> _TASK DESCRIPTION_:
The entries that follow should be written out exactly.

> _DATA SUPPLIED_:
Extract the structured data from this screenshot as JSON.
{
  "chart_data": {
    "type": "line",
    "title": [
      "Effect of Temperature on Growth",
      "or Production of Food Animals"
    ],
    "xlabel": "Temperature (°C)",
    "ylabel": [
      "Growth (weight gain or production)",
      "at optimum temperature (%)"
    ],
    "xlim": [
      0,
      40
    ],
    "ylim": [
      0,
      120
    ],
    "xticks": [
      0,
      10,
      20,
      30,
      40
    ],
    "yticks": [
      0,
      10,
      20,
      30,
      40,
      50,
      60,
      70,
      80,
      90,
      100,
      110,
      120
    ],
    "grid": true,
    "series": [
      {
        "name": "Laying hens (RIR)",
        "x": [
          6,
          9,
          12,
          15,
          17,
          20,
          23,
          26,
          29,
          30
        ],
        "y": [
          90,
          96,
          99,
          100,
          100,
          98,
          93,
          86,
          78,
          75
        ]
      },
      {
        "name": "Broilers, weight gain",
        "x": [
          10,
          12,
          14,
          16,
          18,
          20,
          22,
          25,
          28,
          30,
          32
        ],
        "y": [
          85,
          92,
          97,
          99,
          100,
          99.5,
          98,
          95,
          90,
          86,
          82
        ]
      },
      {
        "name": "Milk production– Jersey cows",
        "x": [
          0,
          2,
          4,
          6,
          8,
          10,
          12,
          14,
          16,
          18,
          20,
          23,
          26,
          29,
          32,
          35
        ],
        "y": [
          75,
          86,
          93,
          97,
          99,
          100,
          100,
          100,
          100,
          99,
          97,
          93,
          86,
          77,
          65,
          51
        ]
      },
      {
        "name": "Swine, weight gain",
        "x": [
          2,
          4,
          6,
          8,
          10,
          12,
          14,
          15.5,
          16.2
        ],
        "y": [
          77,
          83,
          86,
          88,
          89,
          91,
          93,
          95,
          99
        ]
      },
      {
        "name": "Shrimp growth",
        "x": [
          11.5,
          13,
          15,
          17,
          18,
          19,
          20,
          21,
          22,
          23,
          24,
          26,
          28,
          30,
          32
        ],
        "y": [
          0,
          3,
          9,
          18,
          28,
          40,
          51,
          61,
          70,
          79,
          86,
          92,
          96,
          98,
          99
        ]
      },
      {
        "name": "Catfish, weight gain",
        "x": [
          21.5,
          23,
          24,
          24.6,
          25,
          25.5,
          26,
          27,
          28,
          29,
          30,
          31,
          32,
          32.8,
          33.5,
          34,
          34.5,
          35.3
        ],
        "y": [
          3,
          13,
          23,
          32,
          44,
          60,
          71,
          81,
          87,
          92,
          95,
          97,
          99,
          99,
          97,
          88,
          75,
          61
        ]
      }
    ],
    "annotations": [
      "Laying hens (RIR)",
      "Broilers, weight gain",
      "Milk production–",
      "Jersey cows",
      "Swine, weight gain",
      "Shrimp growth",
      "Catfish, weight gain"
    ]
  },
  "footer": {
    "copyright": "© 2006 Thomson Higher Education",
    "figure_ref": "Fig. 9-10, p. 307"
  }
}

> _RESPONSE FOR THIS EXERCISE_:
Extract the structured data from this screenshot as JSON.
{
  "chart_data": {
    "type": "line",
    "title": [
      "Effect of Temperature on Growth",
      "or Production of Food Animals"
    ],
    "xlabel": "Temperature (°C)",
    "ylabel": [
      "Growth (weight gain or production)",
      "at optimum temperature (%)"
    ],
    "xlim": [
      0,
      40
    ],
    "ylim": [
      0,
      120
    ],
    "xticks": [
      0,
      10,
      20,
      30,
      40
    ],
    "yticks": [
      0,
      10,
      20,
      30,
      40,
      50,
      60,
      70,
      80,
      90,
      100,
      110,
      120
    ],
    "grid": true,
    "series": [
      {
        "name": "Laying hens (RIR)",
        "x": [
          6,
          9,
          12,
          15,
          17,
          20,
          23,
          26,
          29,
          30
        ],
        "y": [
          90,
          96,
          99,
          100,
          100,
          98,
          93,
          86,
          78,
          75
        ]
      },
      {
        "name": "Broilers, weight gain",
        "x": [
          10,
          12,
          14,
          16,
          18,
          20,
          22,
          25,
          28,
          30,
          32
        ],
        "y": [
          85,
          92,
          97,
          99,
          100,
          99.5,
          98,
          95,
          90,
          86,
          82
        ]
      },
      {
        "name": "Milk production– Jersey cows",
        "x": [
          0,
          2,
          4,
          6,
          8,
          10,
          12,
          14,
          16,
          18,
          20,
          23,
          26,
          29,
          32,
          35
        ],
        "y": [
          75,
          86,
          93,
          97,
          99,
          100,
          100,
          100,
          100,
          99,
          97,
          93,
          86,
          77,
          65,
          51
        ]
      },
      {
        "name": "Swine, weight gain",
        "x": [
          2,
          4,
          6,
          8,
          10,
          12,
          14,
          15.5,
          16.2
        ],
        "y": [
          77,
          83,
          86,
          88,
          89,
          91,
          93,
          95,
          99
        ]
      },
      {
        "name": "Shrimp growth",
        "x": [
          11.5,
          13,
          15,
          17,
          18,
          19,
          20,
          21,
          22,
          23,
          24,
          26,
          28,
          30,
          32
        ],
        "y": [
          0,
          3,
          9,
          18,
          28,
          40,
          51,
          61,
          70,
          79,
          86,
          92,
          96,
          98,
          99
        ]
      },
      {
        "name": "Catfish, weight gain",
        "x": [
          21.5,
          23,
          24,
          24.6,
          25,
          25.5,
          26,
          27,
          28,
          29,
          30,
          31,
          32,
          32.8,
          33.5,
          34,
          34.5,
          35.3
        ],
        "y": [
          3,
          13,
          23,
          32,
          44,
          60,
          71,
          81,
          87,
          92,
          95,
          97,
          99,
          99,
          97,
          88,
          75,
          61
        ]
      }
    ],
    "annotations": [
      "Laying hens (RIR)",
      "Broilers, weight gain",
      "Milk production–",
      "Jersey cows",
      "Swine, weight gain",
      "Shrimp growth",
      "Catfish, weight gain"
    ]
  },
  "footer": {
    "copyright": "© 2006 Thomson Higher Education",
    "figure_ref": "Fig. 9-10, p. 307"
  }
}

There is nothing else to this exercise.